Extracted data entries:
_ _ _ _

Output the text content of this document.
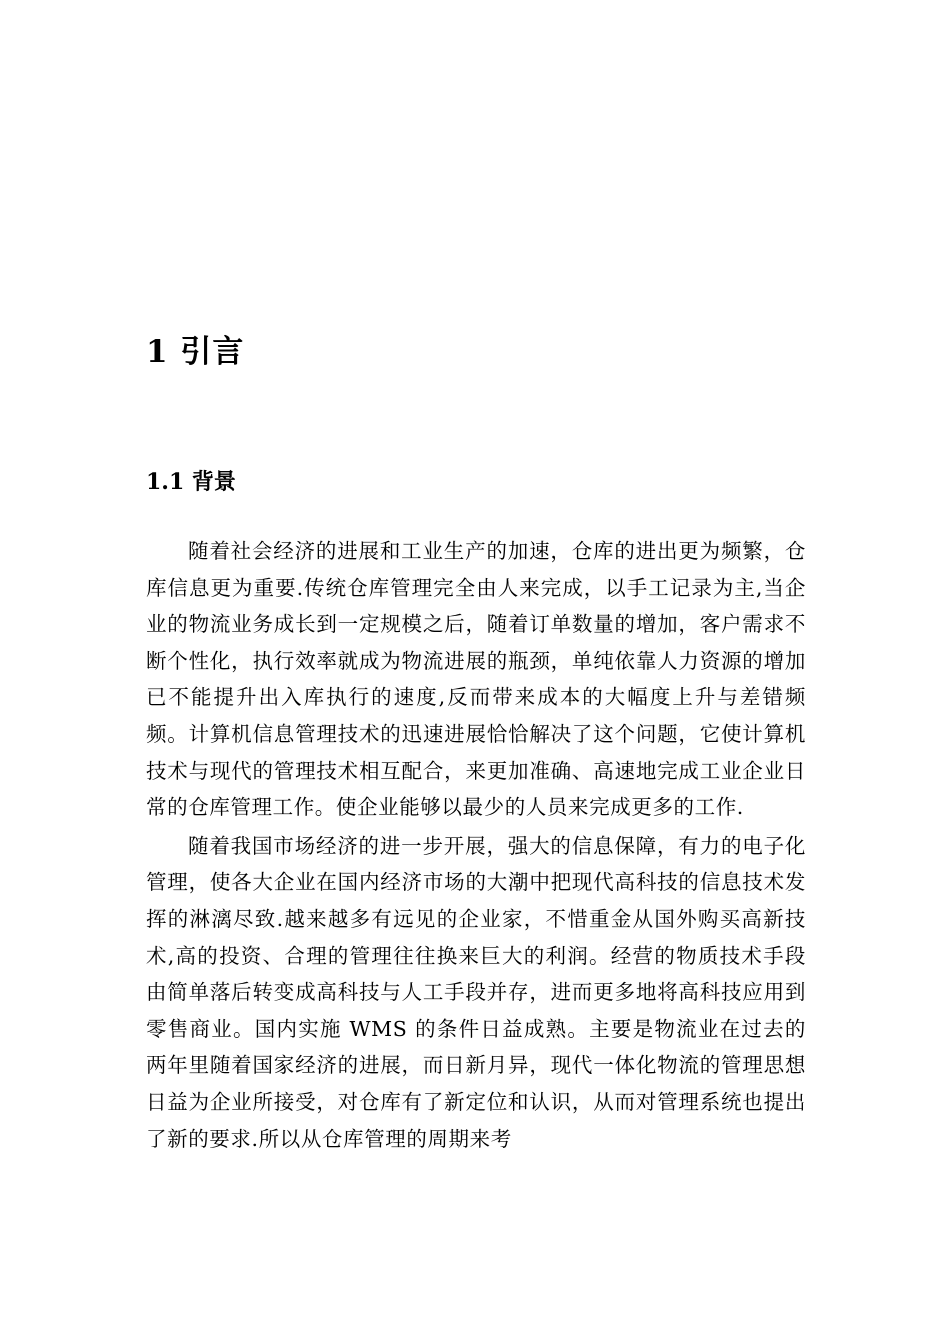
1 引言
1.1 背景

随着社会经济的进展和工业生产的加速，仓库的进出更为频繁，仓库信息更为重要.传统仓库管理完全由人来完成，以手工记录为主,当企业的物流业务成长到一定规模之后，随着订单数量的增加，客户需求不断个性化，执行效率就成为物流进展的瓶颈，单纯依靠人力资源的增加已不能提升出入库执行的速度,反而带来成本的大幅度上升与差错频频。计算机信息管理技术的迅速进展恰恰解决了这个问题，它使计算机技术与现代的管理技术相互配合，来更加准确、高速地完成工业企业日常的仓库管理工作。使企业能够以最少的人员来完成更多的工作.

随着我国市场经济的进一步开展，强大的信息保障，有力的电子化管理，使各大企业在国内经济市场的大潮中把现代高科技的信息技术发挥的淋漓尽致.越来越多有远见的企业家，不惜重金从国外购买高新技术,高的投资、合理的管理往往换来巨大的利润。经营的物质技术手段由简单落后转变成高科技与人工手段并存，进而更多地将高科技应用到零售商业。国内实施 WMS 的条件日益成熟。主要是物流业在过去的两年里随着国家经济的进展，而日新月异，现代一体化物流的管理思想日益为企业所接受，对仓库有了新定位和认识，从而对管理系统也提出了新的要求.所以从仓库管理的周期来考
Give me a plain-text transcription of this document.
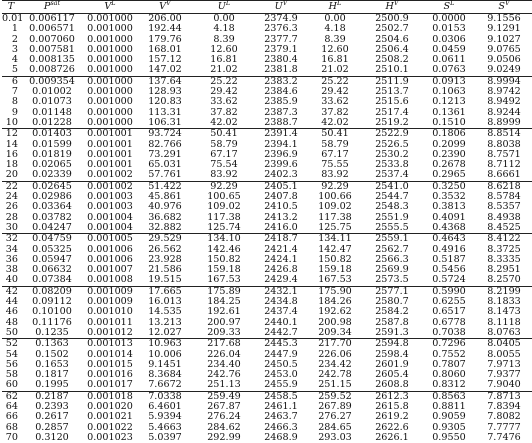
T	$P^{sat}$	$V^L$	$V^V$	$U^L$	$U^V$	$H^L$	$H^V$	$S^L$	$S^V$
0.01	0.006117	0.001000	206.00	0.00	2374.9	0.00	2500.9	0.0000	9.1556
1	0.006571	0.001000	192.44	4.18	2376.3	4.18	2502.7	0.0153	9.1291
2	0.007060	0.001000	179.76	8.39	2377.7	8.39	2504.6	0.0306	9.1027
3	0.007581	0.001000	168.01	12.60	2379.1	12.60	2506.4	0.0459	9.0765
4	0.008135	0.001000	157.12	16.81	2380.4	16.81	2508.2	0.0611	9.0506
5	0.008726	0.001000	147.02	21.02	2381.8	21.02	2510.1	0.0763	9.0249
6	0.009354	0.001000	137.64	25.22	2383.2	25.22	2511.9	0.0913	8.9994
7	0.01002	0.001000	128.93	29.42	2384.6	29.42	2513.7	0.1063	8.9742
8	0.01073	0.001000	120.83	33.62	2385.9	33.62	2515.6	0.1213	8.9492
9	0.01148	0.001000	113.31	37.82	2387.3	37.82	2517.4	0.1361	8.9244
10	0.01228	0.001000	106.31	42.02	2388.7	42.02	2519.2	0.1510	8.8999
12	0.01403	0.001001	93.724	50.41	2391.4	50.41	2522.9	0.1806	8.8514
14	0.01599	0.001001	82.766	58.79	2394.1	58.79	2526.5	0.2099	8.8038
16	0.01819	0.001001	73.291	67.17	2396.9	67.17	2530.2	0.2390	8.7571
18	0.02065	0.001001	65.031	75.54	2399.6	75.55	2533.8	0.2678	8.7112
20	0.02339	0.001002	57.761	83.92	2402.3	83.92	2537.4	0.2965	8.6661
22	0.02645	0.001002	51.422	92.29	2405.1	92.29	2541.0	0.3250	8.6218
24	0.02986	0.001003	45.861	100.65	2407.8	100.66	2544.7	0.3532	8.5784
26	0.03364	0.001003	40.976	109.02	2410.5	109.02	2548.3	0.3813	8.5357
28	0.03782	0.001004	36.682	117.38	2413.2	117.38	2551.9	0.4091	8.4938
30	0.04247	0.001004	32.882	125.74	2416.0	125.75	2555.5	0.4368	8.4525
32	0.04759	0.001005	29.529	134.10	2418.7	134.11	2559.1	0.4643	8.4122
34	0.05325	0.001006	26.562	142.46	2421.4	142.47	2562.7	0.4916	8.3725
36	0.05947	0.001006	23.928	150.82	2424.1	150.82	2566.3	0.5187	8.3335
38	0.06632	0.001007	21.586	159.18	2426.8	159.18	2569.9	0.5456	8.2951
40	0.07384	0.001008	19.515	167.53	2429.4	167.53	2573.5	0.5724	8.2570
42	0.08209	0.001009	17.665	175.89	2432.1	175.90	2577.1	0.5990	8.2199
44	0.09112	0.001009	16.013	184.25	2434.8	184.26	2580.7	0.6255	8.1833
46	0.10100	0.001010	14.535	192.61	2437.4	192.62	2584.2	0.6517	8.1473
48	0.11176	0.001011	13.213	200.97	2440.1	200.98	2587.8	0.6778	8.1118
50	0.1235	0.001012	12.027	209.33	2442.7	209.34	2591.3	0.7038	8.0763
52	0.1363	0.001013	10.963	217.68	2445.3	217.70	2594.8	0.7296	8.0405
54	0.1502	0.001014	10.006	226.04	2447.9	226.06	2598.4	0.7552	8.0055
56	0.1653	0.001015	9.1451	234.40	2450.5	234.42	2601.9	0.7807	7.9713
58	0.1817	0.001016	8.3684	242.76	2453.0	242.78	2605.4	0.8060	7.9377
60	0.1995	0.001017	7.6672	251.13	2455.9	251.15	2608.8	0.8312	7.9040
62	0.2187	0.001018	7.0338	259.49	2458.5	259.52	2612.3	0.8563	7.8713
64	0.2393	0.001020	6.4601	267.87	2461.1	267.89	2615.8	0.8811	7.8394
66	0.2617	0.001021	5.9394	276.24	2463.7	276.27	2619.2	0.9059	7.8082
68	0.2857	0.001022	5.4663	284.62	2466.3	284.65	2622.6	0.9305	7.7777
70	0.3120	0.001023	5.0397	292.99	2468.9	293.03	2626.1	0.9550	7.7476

_ _ _ _

Skip the pictures and print each record exactly as it stands.

■ Solution for this exercise:
Output the text content of this document.
1 引言
1.1 背景

随着社会经济的进展和工业生产的加速，仓库的进出更为频繁，仓库信息更为重要.传统仓库管理完全由人来完成，以手工记录为主,当企业的物流业务成长到一定规模之后，随着订单数量的增加，客户需求不断个性化，执行效率就成为物流进展的瓶颈，单纯依靠人力资源的增加已不能提升出入库执行的速度,反而带来成本的大幅度上升与差错频频。计算机信息管理技术的迅速进展恰恰解决了这个问题，它使计算机技术与现代的管理技术相互配合，来更加准确、高速地完成工业企业日常的仓库管理工作。使企业能够以最少的人员来完成更多的工作.

随着我国市场经济的进一步开展，强大的信息保障，有力的电子化管理，使各大企业在国内经济市场的大潮中把现代高科技的信息技术发挥的淋漓尽致.越来越多有远见的企业家，不惜重金从国外购买高新技术,高的投资、合理的管理往往换来巨大的利润。经营的物质技术手段由简单落后转变成高科技与人工手段并存，进而更多地将高科技应用到零售商业。国内实施 WMS 的条件日益成熟。主要是物流业在过去的两年里随着国家经济的进展，而日新月异，现代一体化物流的管理思想日益为企业所接受，对仓库有了新定位和认识，从而对管理系统也提出了新的要求.所以从仓库管理的周期来考
Give me a plain-text transcription of this document.
T	$P^{sat}$	$V^L$	$V^V$	$U^L$	$U^V$	$H^L$	$H^V$	$S^L$	$S^V$
0.01	0.006117	0.001000	206.00	0.00	2374.9	0.00	2500.9	0.0000	9.1556
1	0.006571	0.001000	192.44	4.18	2376.3	4.18	2502.7	0.0153	9.1291
2	0.007060	0.001000	179.76	8.39	2377.7	8.39	2504.6	0.0306	9.1027
3	0.007581	0.001000	168.01	12.60	2379.1	12.60	2506.4	0.0459	9.0765
4	0.008135	0.001000	157.12	16.81	2380.4	16.81	2508.2	0.0611	9.0506
5	0.008726	0.001000	147.02	21.02	2381.8	21.02	2510.1	0.0763	9.0249
6	0.009354	0.001000	137.64	25.22	2383.2	25.22	2511.9	0.0913	8.9994
7	0.01002	0.001000	128.93	29.42	2384.6	29.42	2513.7	0.1063	8.9742
8	0.01073	0.001000	120.83	33.62	2385.9	33.62	2515.6	0.1213	8.9492
9	0.01148	0.001000	113.31	37.82	2387.3	37.82	2517.4	0.1361	8.9244
10	0.01228	0.001000	106.31	42.02	2388.7	42.02	2519.2	0.1510	8.8999
12	0.01403	0.001001	93.724	50.41	2391.4	50.41	2522.9	0.1806	8.8514
14	0.01599	0.001001	82.766	58.79	2394.1	58.79	2526.5	0.2099	8.8038
16	0.01819	0.001001	73.291	67.17	2396.9	67.17	2530.2	0.2390	8.7571
18	0.02065	0.001001	65.031	75.54	2399.6	75.55	2533.8	0.2678	8.7112
20	0.02339	0.001002	57.761	83.92	2402.3	83.92	2537.4	0.2965	8.6661
22	0.02645	0.001002	51.422	92.29	2405.1	92.29	2541.0	0.3250	8.6218
24	0.02986	0.001003	45.861	100.65	2407.8	100.66	2544.7	0.3532	8.5784
26	0.03364	0.001003	40.976	109.02	2410.5	109.02	2548.3	0.3813	8.5357
28	0.03782	0.001004	36.682	117.38	2413.2	117.38	2551.9	0.4091	8.4938
30	0.04247	0.001004	32.882	125.74	2416.0	125.75	2555.5	0.4368	8.4525
32	0.04759	0.001005	29.529	134.10	2418.7	134.11	2559.1	0.4643	8.4122
34	0.05325	0.001006	26.562	142.46	2421.4	142.47	2562.7	0.4916	8.3725
36	0.05947	0.001006	23.928	150.82	2424.1	150.82	2566.3	0.5187	8.3335
38	0.06632	0.001007	21.586	159.18	2426.8	159.18	2569.9	0.5456	8.2951
40	0.07384	0.001008	19.515	167.53	2429.4	167.53	2573.5	0.5724	8.2570
42	0.08209	0.001009	17.665	175.89	2432.1	175.90	2577.1	0.5990	8.2199
44	0.09112	0.001009	16.013	184.25	2434.8	184.26	2580.7	0.6255	8.1833
46	0.10100	0.001010	14.535	192.61	2437.4	192.62	2584.2	0.6517	8.1473
48	0.11176	0.001011	13.213	200.97	2440.1	200.98	2587.8	0.6778	8.1118
50	0.1235	0.001012	12.027	209.33	2442.7	209.34	2591.3	0.7038	8.0763
52	0.1363	0.001013	10.963	217.68	2445.3	217.70	2594.8	0.7296	8.0405
54	0.1502	0.001014	10.006	226.04	2447.9	226.06	2598.4	0.7552	8.0055
56	0.1653	0.001015	9.1451	234.40	2450.5	234.42	2601.9	0.7807	7.9713
58	0.1817	0.001016	8.3684	242.76	2453.0	242.78	2605.4	0.8060	7.9377
60	0.1995	0.001017	7.6672	251.13	2455.9	251.15	2608.8	0.8312	7.9040
62	0.2187	0.001018	7.0338	259.49	2458.5	259.52	2612.3	0.8563	7.8713
64	0.2393	0.001020	6.4601	267.87	2461.1	267.89	2615.8	0.8811	7.8394
66	0.2617	0.001021	5.9394	276.24	2463.7	276.27	2619.2	0.9059	7.8082
68	0.2857	0.001022	5.4663	284.62	2466.3	284.65	2622.6	0.9305	7.7777
70	0.3120	0.001023	5.0397	292.99	2468.9	293.03	2626.1	0.9550	7.7476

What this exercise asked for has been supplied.